Set problem:
Write every line of the material out exactly as shown.
## BEGIN
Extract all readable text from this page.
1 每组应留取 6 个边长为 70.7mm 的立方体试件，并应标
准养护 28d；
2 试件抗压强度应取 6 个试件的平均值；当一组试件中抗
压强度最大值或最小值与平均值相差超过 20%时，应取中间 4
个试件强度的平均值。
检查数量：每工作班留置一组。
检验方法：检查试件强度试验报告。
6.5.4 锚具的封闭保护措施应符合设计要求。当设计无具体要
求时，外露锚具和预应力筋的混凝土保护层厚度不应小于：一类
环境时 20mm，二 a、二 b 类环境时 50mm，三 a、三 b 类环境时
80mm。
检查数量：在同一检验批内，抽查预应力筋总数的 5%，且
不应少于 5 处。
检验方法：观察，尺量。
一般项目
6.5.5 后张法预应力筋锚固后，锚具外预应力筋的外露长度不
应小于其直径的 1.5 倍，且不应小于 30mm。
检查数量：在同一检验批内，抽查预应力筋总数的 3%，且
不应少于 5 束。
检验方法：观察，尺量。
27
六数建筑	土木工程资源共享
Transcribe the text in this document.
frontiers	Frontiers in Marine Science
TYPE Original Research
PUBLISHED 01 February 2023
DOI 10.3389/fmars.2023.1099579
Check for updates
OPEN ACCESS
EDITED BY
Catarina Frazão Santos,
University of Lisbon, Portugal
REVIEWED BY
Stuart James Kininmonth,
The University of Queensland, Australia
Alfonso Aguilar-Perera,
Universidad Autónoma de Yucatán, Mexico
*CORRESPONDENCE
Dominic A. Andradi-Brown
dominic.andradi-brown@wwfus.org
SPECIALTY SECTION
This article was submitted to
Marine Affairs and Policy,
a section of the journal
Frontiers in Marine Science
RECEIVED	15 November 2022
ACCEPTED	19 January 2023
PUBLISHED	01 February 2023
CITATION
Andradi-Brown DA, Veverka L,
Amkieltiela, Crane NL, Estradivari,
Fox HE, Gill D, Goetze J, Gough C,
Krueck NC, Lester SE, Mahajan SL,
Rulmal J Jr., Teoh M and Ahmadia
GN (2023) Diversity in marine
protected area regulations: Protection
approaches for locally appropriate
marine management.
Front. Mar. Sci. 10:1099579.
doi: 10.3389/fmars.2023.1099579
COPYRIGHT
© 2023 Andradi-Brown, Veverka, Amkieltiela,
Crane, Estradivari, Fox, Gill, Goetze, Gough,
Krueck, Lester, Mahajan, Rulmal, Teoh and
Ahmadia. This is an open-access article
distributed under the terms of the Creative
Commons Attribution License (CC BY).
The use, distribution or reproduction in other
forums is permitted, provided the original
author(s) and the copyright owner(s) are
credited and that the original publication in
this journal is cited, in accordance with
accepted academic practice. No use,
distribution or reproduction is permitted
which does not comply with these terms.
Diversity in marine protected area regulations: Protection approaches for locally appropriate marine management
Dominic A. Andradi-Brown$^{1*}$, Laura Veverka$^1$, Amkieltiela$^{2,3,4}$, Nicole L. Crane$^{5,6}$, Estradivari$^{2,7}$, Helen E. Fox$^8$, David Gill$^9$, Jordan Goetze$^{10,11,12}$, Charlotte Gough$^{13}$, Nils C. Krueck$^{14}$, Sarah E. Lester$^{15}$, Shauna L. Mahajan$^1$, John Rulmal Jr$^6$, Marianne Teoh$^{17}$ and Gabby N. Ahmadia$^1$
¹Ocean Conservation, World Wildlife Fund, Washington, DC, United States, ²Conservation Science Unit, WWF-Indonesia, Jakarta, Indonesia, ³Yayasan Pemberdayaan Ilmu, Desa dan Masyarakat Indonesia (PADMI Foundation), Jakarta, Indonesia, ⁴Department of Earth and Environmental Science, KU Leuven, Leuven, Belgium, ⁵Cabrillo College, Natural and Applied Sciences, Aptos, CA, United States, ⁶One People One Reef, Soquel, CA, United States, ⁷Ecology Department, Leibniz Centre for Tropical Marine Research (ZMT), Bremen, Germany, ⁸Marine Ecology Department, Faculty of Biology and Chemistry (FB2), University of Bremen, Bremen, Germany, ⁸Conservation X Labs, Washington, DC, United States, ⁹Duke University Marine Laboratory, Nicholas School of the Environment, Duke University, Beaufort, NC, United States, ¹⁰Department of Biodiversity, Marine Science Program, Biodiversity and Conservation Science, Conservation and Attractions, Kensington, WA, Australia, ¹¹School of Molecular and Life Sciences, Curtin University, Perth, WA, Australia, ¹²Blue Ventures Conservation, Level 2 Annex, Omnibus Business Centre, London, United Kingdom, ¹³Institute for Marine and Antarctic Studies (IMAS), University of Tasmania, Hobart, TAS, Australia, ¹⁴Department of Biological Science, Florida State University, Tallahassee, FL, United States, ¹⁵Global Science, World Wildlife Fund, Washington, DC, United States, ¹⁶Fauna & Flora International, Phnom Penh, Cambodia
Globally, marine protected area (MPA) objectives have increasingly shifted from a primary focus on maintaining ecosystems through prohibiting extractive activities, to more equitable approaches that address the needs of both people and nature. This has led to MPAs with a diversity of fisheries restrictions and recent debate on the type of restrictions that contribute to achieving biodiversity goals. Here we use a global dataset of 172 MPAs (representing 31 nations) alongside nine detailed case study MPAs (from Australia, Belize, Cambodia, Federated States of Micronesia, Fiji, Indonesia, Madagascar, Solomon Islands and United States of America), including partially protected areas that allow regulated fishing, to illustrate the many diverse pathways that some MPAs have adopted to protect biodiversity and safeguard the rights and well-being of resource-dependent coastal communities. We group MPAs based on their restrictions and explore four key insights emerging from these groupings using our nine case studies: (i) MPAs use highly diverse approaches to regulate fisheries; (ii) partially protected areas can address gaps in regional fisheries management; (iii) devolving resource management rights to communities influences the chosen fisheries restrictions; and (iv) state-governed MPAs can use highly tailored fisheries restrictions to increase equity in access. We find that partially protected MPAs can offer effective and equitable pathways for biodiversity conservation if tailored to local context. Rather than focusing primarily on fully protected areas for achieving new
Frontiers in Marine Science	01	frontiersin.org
## END
Worked answer:
Extract all readable text from this page.
1 每组应留取 6 个边长为 70.7mm 的立方体试件，并应标
准养护 28d；
2 试件抗压强度应取 6 个试件的平均值；当一组试件中抗
压强度最大值或最小值与平均值相差超过 20%时，应取中间 4
个试件强度的平均值。
检查数量：每工作班留置一组。
检验方法：检查试件强度试验报告。
6.5.4 锚具的封闭保护措施应符合设计要求。当设计无具体要
求时，外露锚具和预应力筋的混凝土保护层厚度不应小于：一类
环境时 20mm，二 a、二 b 类环境时 50mm，三 a、三 b 类环境时
80mm。
检查数量：在同一检验批内，抽查预应力筋总数的 5%，且
不应少于 5 处。
检验方法：观察，尺量。
一般项目
6.5.5 后张法预应力筋锚固后，锚具外预应力筋的外露长度不
应小于其直径的 1.5 倍，且不应小于 30mm。
检查数量：在同一检验批内，抽查预应力筋总数的 3%，且
不应少于 5 束。
检验方法：观察，尺量。
27
六数建筑	土木工程资源共享
Transcribe the text in this document.
frontiers	Frontiers in Marine Science
TYPE Original Research
PUBLISHED 01 February 2023
DOI 10.3389/fmars.2023.1099579
Check for updates
OPEN ACCESS
EDITED BY
Catarina Frazão Santos,
University of Lisbon, Portugal
REVIEWED BY
Stuart James Kininmonth,
The University of Queensland, Australia
Alfonso Aguilar-Perera,
Universidad Autónoma de Yucatán, Mexico
*CORRESPONDENCE
Dominic A. Andradi-Brown
dominic.andradi-brown@wwfus.org
SPECIALTY SECTION
This article was submitted to
Marine Affairs and Policy,
a section of the journal
Frontiers in Marine Science
RECEIVED	15 November 2022
ACCEPTED	19 January 2023
PUBLISHED	01 February 2023
CITATION
Andradi-Brown DA, Veverka L,
Amkieltiela, Crane NL, Estradivari,
Fox HE, Gill D, Goetze J, Gough C,
Krueck NC, Lester SE, Mahajan SL,
Rulmal J Jr., Teoh M and Ahmadia
GN (2023) Diversity in marine
protected area regulations: Protection
approaches for locally appropriate
marine management.
Front. Mar. Sci. 10:1099579.
doi: 10.3389/fmars.2023.1099579
COPYRIGHT
© 2023 Andradi-Brown, Veverka, Amkieltiela,
Crane, Estradivari, Fox, Gill, Goetze, Gough,
Krueck, Lester, Mahajan, Rulmal, Teoh and
Ahmadia. This is an open-access article
distributed under the terms of the Creative
Commons Attribution License (CC BY).
The use, distribution or reproduction in other
forums is permitted, provided the original
author(s) and the copyright owner(s) are
credited and that the original publication in
this journal is cited, in accordance with
accepted academic practice. No use,
distribution or reproduction is permitted
which does not comply with these terms.
Diversity in marine protected area regulations: Protection approaches for locally appropriate marine management
Dominic A. Andradi-Brown$^{1*}$, Laura Veverka$^1$, Amkieltiela$^{2,3,4}$, Nicole L. Crane$^{5,6}$, Estradivari$^{2,7}$, Helen E. Fox$^8$, David Gill$^9$, Jordan Goetze$^{10,11,12}$, Charlotte Gough$^{13}$, Nils C. Krueck$^{14}$, Sarah E. Lester$^{15}$, Shauna L. Mahajan$^1$, John Rulmal Jr$^6$, Marianne Teoh$^{17}$ and Gabby N. Ahmadia$^1$
¹Ocean Conservation, World Wildlife Fund, Washington, DC, United States, ²Conservation Science Unit, WWF-Indonesia, Jakarta, Indonesia, ³Yayasan Pemberdayaan Ilmu, Desa dan Masyarakat Indonesia (PADMI Foundation), Jakarta, Indonesia, ⁴Department of Earth and Environmental Science, KU Leuven, Leuven, Belgium, ⁵Cabrillo College, Natural and Applied Sciences, Aptos, CA, United States, ⁶One People One Reef, Soquel, CA, United States, ⁷Ecology Department, Leibniz Centre for Tropical Marine Research (ZMT), Bremen, Germany, ⁸Marine Ecology Department, Faculty of Biology and Chemistry (FB2), University of Bremen, Bremen, Germany, ⁸Conservation X Labs, Washington, DC, United States, ⁹Duke University Marine Laboratory, Nicholas School of the Environment, Duke University, Beaufort, NC, United States, ¹⁰Department of Biodiversity, Marine Science Program, Biodiversity and Conservation Science, Conservation and Attractions, Kensington, WA, Australia, ¹¹School of Molecular and Life Sciences, Curtin University, Perth, WA, Australia, ¹²Blue Ventures Conservation, Level 2 Annex, Omnibus Business Centre, London, United Kingdom, ¹³Institute for Marine and Antarctic Studies (IMAS), University of Tasmania, Hobart, TAS, Australia, ¹⁴Department of Biological Science, Florida State University, Tallahassee, FL, United States, ¹⁵Global Science, World Wildlife Fund, Washington, DC, United States, ¹⁶Fauna & Flora International, Phnom Penh, Cambodia
Globally, marine protected area (MPA) objectives have increasingly shifted from a primary focus on maintaining ecosystems through prohibiting extractive activities, to more equitable approaches that address the needs of both people and nature. This has led to MPAs with a diversity of fisheries restrictions and recent debate on the type of restrictions that contribute to achieving biodiversity goals. Here we use a global dataset of 172 MPAs (representing 31 nations) alongside nine detailed case study MPAs (from Australia, Belize, Cambodia, Federated States of Micronesia, Fiji, Indonesia, Madagascar, Solomon Islands and United States of America), including partially protected areas that allow regulated fishing, to illustrate the many diverse pathways that some MPAs have adopted to protect biodiversity and safeguard the rights and well-being of resource-dependent coastal communities. We group MPAs based on their restrictions and explore four key insights emerging from these groupings using our nine case studies: (i) MPAs use highly diverse approaches to regulate fisheries; (ii) partially protected areas can address gaps in regional fisheries management; (iii) devolving resource management rights to communities influences the chosen fisheries restrictions; and (iv) state-governed MPAs can use highly tailored fisheries restrictions to increase equity in access. We find that partially protected MPAs can offer effective and equitable pathways for biodiversity conservation if tailored to local context. Rather than focusing primarily on fully protected areas for achieving new
Frontiers in Marine Science	01	frontiersin.org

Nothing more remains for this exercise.